# STATED PROBLEM
Your task is to repeat the entries underneath exactly, minus the pictures.

# PROVIDED RECORDS
<<<<
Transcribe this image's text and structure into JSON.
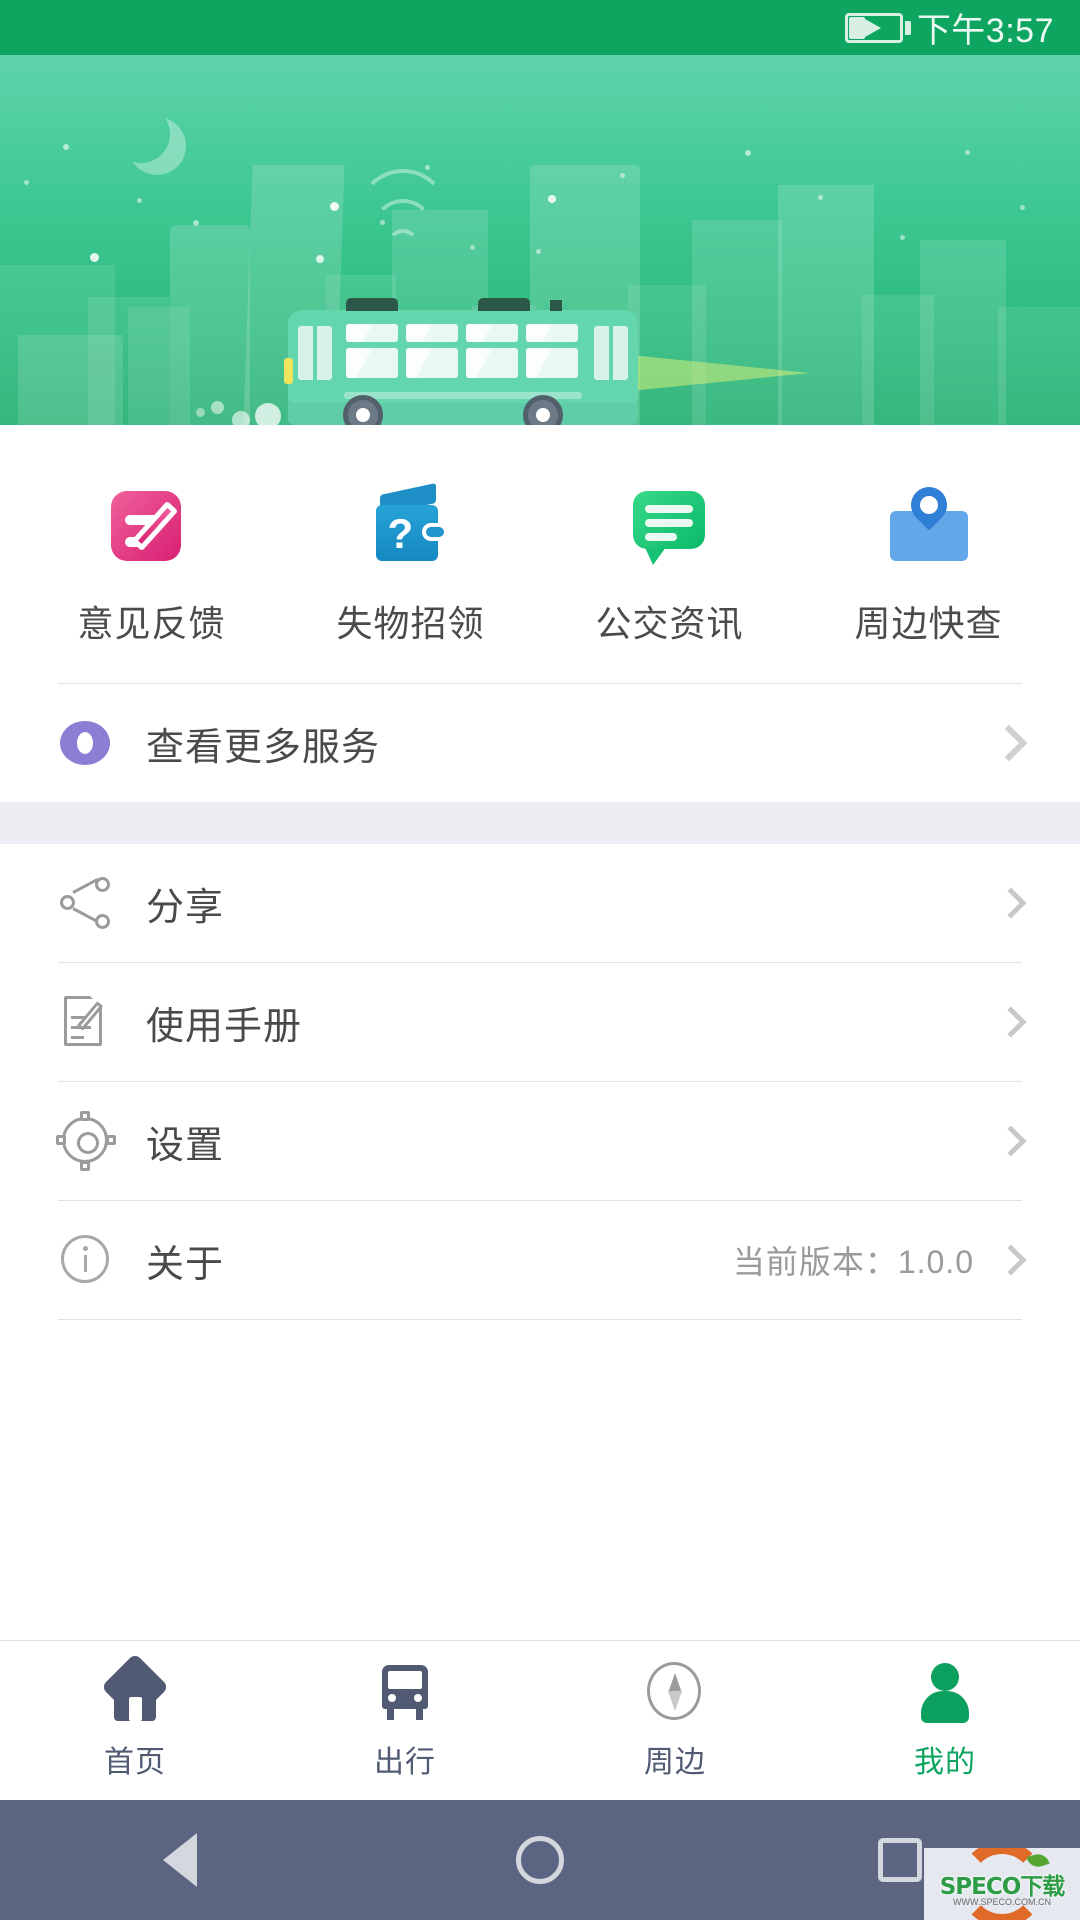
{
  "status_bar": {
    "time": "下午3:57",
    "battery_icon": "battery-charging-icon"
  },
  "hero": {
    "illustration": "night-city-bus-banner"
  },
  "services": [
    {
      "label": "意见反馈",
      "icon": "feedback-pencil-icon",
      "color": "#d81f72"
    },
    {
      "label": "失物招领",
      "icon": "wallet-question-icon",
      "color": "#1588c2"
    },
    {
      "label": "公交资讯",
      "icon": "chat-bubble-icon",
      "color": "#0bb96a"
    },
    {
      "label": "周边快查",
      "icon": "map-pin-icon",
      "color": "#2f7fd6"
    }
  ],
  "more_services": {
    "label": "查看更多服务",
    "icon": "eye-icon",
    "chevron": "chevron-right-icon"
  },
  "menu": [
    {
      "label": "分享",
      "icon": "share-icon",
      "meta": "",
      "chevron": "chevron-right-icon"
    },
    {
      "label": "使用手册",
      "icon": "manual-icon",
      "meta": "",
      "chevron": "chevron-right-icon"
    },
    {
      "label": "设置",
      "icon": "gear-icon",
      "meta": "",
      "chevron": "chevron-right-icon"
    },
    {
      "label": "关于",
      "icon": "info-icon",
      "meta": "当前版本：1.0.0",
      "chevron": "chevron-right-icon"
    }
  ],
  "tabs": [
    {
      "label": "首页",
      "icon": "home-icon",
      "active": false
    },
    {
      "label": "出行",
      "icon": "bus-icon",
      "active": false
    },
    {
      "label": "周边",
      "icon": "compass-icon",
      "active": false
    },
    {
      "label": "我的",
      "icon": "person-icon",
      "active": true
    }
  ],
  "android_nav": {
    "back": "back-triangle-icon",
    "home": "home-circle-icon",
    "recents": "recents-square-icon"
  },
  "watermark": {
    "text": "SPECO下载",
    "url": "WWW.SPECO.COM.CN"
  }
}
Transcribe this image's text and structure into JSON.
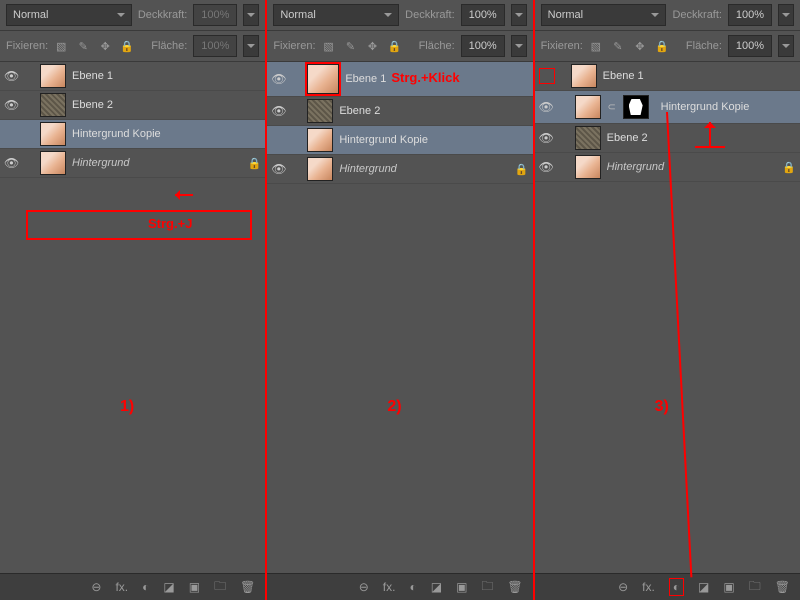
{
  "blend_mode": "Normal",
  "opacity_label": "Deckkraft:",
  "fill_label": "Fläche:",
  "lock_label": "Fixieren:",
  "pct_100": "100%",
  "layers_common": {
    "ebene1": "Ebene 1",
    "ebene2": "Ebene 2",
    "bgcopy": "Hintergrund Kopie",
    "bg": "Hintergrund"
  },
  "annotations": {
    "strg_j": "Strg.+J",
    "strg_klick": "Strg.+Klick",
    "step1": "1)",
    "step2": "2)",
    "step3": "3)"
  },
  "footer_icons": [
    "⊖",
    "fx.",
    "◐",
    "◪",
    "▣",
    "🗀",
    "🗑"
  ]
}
>>>>
# SOLUTION TO THE PROBLEM
Transcribe this image's text and structure into JSON.
{
  "status_bar": {
    "time": "下午3:57",
    "battery_icon": "battery-charging-icon"
  },
  "hero": {
    "illustration": "night-city-bus-banner"
  },
  "services": [
    {
      "label": "意见反馈",
      "icon": "feedback-pencil-icon",
      "color": "#d81f72"
    },
    {
      "label": "失物招领",
      "icon": "wallet-question-icon",
      "color": "#1588c2"
    },
    {
      "label": "公交资讯",
      "icon": "chat-bubble-icon",
      "color": "#0bb96a"
    },
    {
      "label": "周边快查",
      "icon": "map-pin-icon",
      "color": "#2f7fd6"
    }
  ],
  "more_services": {
    "label": "查看更多服务",
    "icon": "eye-icon",
    "chevron": "chevron-right-icon"
  },
  "menu": [
    {
      "label": "分享",
      "icon": "share-icon",
      "meta": "",
      "chevron": "chevron-right-icon"
    },
    {
      "label": "使用手册",
      "icon": "manual-icon",
      "meta": "",
      "chevron": "chevron-right-icon"
    },
    {
      "label": "设置",
      "icon": "gear-icon",
      "meta": "",
      "chevron": "chevron-right-icon"
    },
    {
      "label": "关于",
      "icon": "info-icon",
      "meta": "当前版本：1.0.0",
      "chevron": "chevron-right-icon"
    }
  ],
  "tabs": [
    {
      "label": "首页",
      "icon": "home-icon",
      "active": false
    },
    {
      "label": "出行",
      "icon": "bus-icon",
      "active": false
    },
    {
      "label": "周边",
      "icon": "compass-icon",
      "active": false
    },
    {
      "label": "我的",
      "icon": "person-icon",
      "active": true
    }
  ],
  "android_nav": {
    "back": "back-triangle-icon",
    "home": "home-circle-icon",
    "recents": "recents-square-icon"
  },
  "watermark": {
    "text": "SPECO下载",
    "url": "WWW.SPECO.COM.CN"
  }
}
Transcribe this image's text and structure into JSON.
{
  "blend_mode": "Normal",
  "opacity_label": "Deckkraft:",
  "fill_label": "Fläche:",
  "lock_label": "Fixieren:",
  "pct_100": "100%",
  "layers_common": {
    "ebene1": "Ebene 1",
    "ebene2": "Ebene 2",
    "bgcopy": "Hintergrund Kopie",
    "bg": "Hintergrund"
  },
  "annotations": {
    "strg_j": "Strg.+J",
    "strg_klick": "Strg.+Klick",
    "step1": "1)",
    "step2": "2)",
    "step3": "3)"
  },
  "footer_icons": [
    "⊖",
    "fx.",
    "◐",
    "◪",
    "▣",
    "🗀",
    "🗑"
  ]
}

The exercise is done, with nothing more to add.